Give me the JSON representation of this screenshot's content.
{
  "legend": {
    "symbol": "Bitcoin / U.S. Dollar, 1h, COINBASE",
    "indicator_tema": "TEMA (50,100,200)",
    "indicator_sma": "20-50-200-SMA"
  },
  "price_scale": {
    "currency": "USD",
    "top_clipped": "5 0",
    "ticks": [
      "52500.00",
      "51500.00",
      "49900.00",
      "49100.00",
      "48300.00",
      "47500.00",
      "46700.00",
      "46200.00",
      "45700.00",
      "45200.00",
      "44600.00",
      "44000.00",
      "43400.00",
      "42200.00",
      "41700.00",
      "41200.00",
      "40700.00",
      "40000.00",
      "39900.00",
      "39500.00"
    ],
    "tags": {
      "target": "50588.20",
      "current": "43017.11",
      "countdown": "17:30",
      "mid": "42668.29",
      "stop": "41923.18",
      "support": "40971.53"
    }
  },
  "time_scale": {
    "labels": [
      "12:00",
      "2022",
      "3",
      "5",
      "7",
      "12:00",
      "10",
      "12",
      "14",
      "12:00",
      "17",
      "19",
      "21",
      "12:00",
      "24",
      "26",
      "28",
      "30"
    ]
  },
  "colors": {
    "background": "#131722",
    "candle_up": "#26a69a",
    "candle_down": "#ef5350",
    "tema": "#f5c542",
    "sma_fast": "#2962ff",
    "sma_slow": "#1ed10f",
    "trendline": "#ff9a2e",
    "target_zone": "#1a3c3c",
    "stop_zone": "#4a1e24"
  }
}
§
GIVEN INSTRUCTION
The full set of records should be duplicated exactly.

THE RESULT
Give me the JSON representation of this screenshot's content.
{
  "legend": {
    "symbol": "Bitcoin / U.S. Dollar, 1h, COINBASE",
    "indicator_tema": "TEMA (50,100,200)",
    "indicator_sma": "20-50-200-SMA"
  },
  "price_scale": {
    "currency": "USD",
    "top_clipped": "5 0",
    "ticks": [
      "52500.00",
      "51500.00",
      "49900.00",
      "49100.00",
      "48300.00",
      "47500.00",
      "46700.00",
      "46200.00",
      "45700.00",
      "45200.00",
      "44600.00",
      "44000.00",
      "43400.00",
      "42200.00",
      "41700.00",
      "41200.00",
      "40700.00",
      "40000.00",
      "39900.00",
      "39500.00"
    ],
    "tags": {
      "target": "50588.20",
      "current": "43017.11",
      "countdown": "17:30",
      "mid": "42668.29",
      "stop": "41923.18",
      "support": "40971.53"
    }
  },
  "time_scale": {
    "labels": [
      "12:00",
      "2022",
      "3",
      "5",
      "7",
      "12:00",
      "10",
      "12",
      "14",
      "12:00",
      "17",
      "19",
      "21",
      "12:00",
      "24",
      "26",
      "28",
      "30"
    ]
  },
  "colors": {
    "background": "#131722",
    "candle_up": "#26a69a",
    "candle_down": "#ef5350",
    "tema": "#f5c542",
    "sma_fast": "#2962ff",
    "sma_slow": "#1ed10f",
    "trendline": "#ff9a2e",
    "target_zone": "#1a3c3c",
    "stop_zone": "#4a1e24"
  }
}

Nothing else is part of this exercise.